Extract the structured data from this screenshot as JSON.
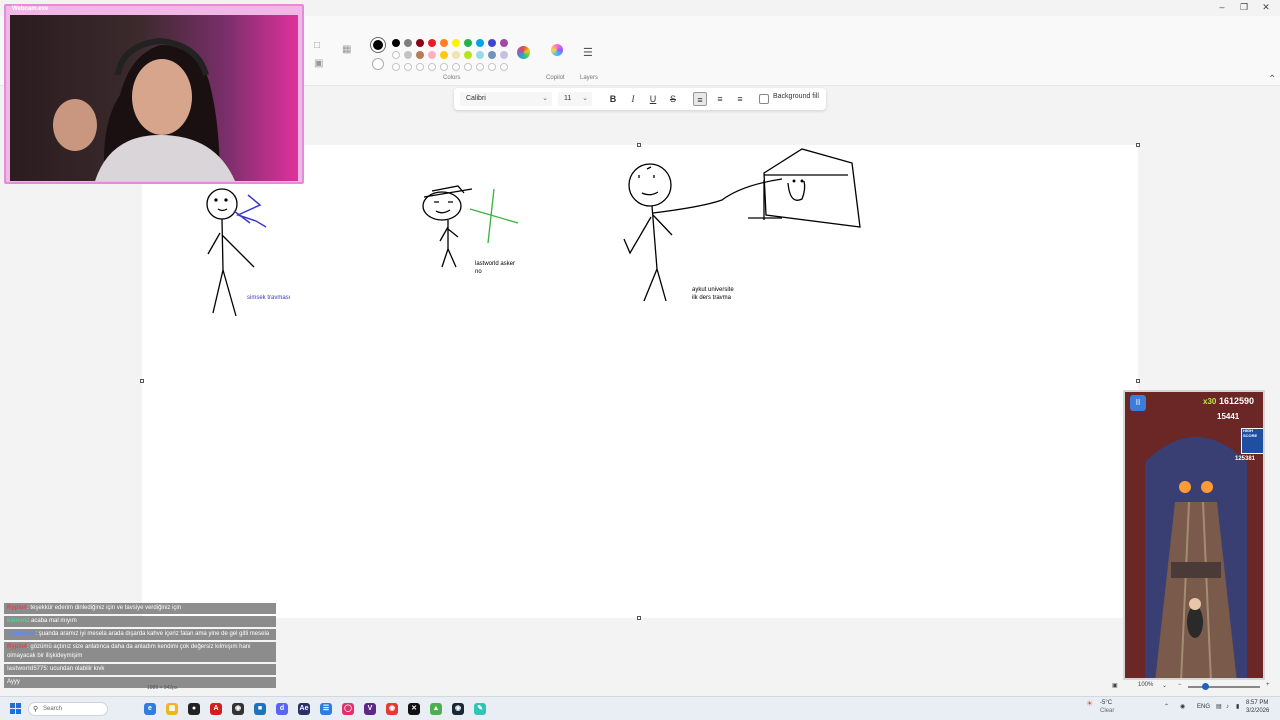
{
  "webcam": {
    "title": "Webcam.exe"
  },
  "ribbon": {
    "colors_label": "Colors",
    "copilot_label": "Copilot",
    "layers_label": "Layers",
    "swatches_row1": [
      "#000000",
      "#7f7f7f",
      "#880015",
      "#ed1c24",
      "#ff7f27",
      "#fff200",
      "#22b14c",
      "#00a2e8",
      "#3f48cc",
      "#a349a4"
    ],
    "swatches_row2": [
      "#ffffff",
      "#c3c3c3",
      "#b97a57",
      "#ffaec9",
      "#ffc90e",
      "#efe4b0",
      "#b5e61d",
      "#99d9ea",
      "#7092be",
      "#c8bfe7"
    ]
  },
  "textbar": {
    "font": "Calibri",
    "size": "11",
    "background_fill": "Background fill"
  },
  "drawing": {
    "caption1": "simsek travması",
    "caption2": "lastworld asker\nno",
    "caption3": "aykut universite\nilk ders travma"
  },
  "game": {
    "multiplier": "x30",
    "score": "1612590",
    "coins": "15441",
    "high_score_label": "HIGH SCORE",
    "high_score": "125381"
  },
  "chat": [
    {
      "user": "Ryplo4",
      "user_color": "#e0454b",
      "text": "teşekkür ederim dinlediğiniz için ve tavsiye verdiğiniz için"
    },
    {
      "user": "kilimini",
      "user_color": "#4fd08b",
      "text": "acaba mal mıyım"
    },
    {
      "user": "agitodove",
      "user_color": "#5a8ee8",
      "text": "şuanda aramız iyi mesela arada dışarda kahve içeriz falan ama yine de gel gitli mesela"
    },
    {
      "user": "Ryplo4",
      "user_color": "#e0454b",
      "text": "gözümü açtınız size anlatınca daha da anladım kendimi çok değersiz kılmışım hani olmayacak bir ilişkideymişim"
    },
    {
      "user": "lastworld5775",
      "user_color": "#dddddd",
      "text": "ucundan olabilir kıvk"
    },
    {
      "user": "",
      "user_color": "#dddddd",
      "text": "Ayyy"
    }
  ],
  "statusbar": {
    "dimensions": "1989 × 942px",
    "zoom": "100%"
  },
  "taskbar": {
    "search": "Search",
    "weather_temp": "-5°C",
    "weather_desc": "Clear",
    "lang": "ENG",
    "time": "8:57 PM",
    "date": "3/2/2026"
  }
}
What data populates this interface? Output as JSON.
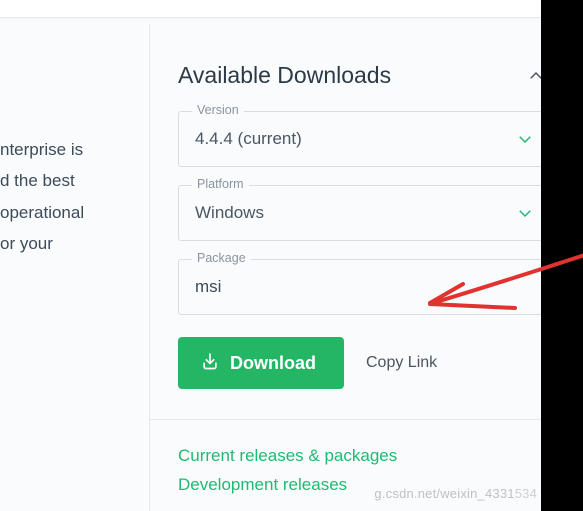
{
  "left_text": {
    "l1": "nterprise is",
    "l2": "d the best",
    "l3": "operational",
    "l4": "or your"
  },
  "section": {
    "title": "Available Downloads"
  },
  "fields": {
    "version": {
      "label": "Version",
      "value": "4.4.4 (current)"
    },
    "platform": {
      "label": "Platform",
      "value": "Windows"
    },
    "package": {
      "label": "Package",
      "value": "msi"
    }
  },
  "actions": {
    "download": "Download",
    "copy": "Copy Link"
  },
  "links": {
    "current": "Current releases & packages",
    "dev": "Development releases"
  },
  "watermark": {
    "left": "g.csdn.net/weixin_4331",
    "right": "534"
  }
}
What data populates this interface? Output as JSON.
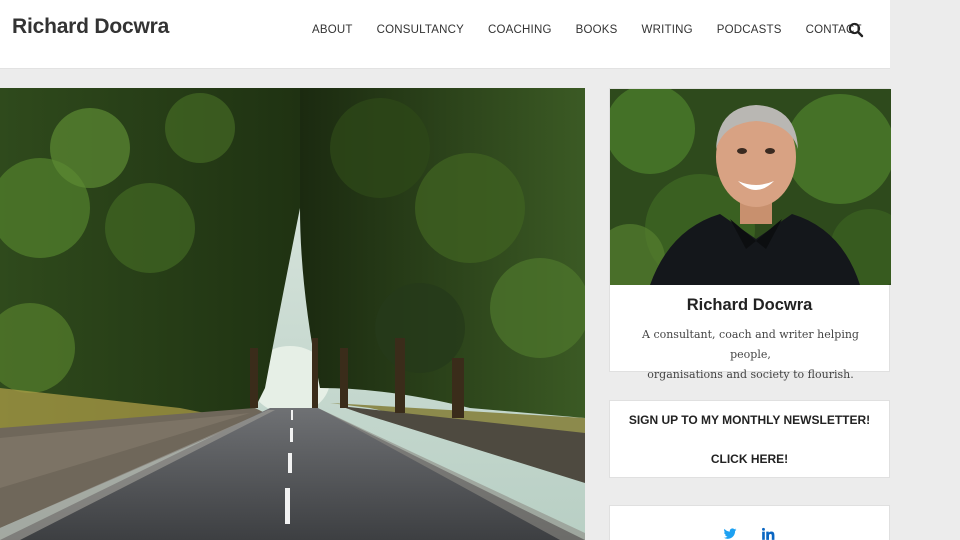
{
  "header": {
    "site_title": "Richard Docwra",
    "nav": [
      "ABOUT",
      "CONSULTANCY",
      "COACHING",
      "BOOKS",
      "WRITING",
      "PODCASTS",
      "CONTACT"
    ]
  },
  "icons": {
    "search": "search-icon",
    "twitter": "twitter-icon",
    "linkedin": "linkedin-icon"
  },
  "sidebar": {
    "profile": {
      "name": "Richard Docwra",
      "bio_line1": "A consultant, coach and writer helping people,",
      "bio_line2": "organisations and society to flourish."
    },
    "newsletter": {
      "title": "SIGN UP TO MY MONTHLY NEWSLETTER!",
      "cta": "CLICK HERE!"
    }
  },
  "colors": {
    "page_bg": "#ececec",
    "card_bg": "#ffffff",
    "twitter": "#1da1f2",
    "linkedin": "#0a66c2"
  }
}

------------------------------------------------------------

Set exercise ▸ Collect each line of the entries that has the word "current", copying it in full.

Output below ▸
      "value": "4.4.4 (current)"
    "current": "Current releases & packages",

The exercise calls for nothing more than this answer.